• [PROBLEM REQUIREMENTS]
Answer with one number only: the number of lines that contain "content".

══════════

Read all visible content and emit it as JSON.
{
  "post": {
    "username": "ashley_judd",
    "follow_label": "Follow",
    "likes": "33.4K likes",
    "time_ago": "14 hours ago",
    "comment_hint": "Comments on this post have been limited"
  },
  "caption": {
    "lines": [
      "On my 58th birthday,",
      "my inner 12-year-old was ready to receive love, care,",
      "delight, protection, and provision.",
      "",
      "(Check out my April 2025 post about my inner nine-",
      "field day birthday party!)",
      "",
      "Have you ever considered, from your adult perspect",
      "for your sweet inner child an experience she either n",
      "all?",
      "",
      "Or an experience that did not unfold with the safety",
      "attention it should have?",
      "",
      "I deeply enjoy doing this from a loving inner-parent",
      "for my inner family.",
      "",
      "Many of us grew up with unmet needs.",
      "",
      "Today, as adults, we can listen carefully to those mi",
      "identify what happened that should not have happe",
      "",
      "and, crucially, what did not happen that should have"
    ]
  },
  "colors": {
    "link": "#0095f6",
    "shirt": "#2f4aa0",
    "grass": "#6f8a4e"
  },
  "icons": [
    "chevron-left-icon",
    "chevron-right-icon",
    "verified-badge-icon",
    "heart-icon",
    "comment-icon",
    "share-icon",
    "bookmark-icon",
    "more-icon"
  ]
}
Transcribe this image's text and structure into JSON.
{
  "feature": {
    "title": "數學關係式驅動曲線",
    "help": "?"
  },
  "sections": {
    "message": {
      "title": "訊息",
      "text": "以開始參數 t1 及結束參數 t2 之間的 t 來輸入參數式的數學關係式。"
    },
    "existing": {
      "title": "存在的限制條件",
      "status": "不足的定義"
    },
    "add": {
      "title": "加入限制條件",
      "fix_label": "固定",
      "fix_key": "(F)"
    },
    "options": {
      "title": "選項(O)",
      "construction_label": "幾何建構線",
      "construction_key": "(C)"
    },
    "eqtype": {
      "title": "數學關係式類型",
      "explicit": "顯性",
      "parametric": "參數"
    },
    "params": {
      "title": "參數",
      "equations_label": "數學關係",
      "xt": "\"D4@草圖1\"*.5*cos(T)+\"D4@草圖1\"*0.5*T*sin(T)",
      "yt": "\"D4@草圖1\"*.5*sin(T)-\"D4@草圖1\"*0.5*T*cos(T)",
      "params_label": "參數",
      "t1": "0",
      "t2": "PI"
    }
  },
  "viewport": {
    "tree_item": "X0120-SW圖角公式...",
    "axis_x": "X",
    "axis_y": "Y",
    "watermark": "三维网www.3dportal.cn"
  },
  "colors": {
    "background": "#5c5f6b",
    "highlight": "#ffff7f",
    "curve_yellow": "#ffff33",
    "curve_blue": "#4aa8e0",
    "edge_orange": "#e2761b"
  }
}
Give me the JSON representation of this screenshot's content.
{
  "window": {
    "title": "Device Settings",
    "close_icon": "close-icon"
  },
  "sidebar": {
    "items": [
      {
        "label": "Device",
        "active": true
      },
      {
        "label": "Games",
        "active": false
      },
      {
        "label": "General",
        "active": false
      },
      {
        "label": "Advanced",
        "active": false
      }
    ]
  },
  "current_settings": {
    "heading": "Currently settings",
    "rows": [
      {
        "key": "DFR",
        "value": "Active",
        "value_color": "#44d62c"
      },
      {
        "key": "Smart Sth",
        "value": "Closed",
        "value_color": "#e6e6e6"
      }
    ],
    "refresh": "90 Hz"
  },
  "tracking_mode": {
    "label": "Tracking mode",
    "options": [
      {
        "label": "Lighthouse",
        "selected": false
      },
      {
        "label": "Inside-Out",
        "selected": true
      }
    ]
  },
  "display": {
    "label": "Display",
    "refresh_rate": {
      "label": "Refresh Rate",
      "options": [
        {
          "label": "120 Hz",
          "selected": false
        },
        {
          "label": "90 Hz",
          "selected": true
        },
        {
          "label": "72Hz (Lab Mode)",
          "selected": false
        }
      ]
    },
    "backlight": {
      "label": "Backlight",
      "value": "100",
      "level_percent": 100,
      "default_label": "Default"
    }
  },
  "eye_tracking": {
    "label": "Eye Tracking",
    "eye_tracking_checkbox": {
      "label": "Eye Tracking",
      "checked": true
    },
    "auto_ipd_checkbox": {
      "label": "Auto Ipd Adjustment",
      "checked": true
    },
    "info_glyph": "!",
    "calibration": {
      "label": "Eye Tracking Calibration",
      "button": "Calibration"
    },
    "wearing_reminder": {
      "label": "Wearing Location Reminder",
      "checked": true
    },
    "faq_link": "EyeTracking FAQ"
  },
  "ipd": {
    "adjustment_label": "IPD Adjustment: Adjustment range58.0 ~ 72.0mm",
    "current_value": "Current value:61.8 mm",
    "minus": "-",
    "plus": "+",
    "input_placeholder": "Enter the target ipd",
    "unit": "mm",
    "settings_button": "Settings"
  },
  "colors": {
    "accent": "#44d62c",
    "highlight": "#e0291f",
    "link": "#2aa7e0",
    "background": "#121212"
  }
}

══════════

• [THE OUTPUT]
2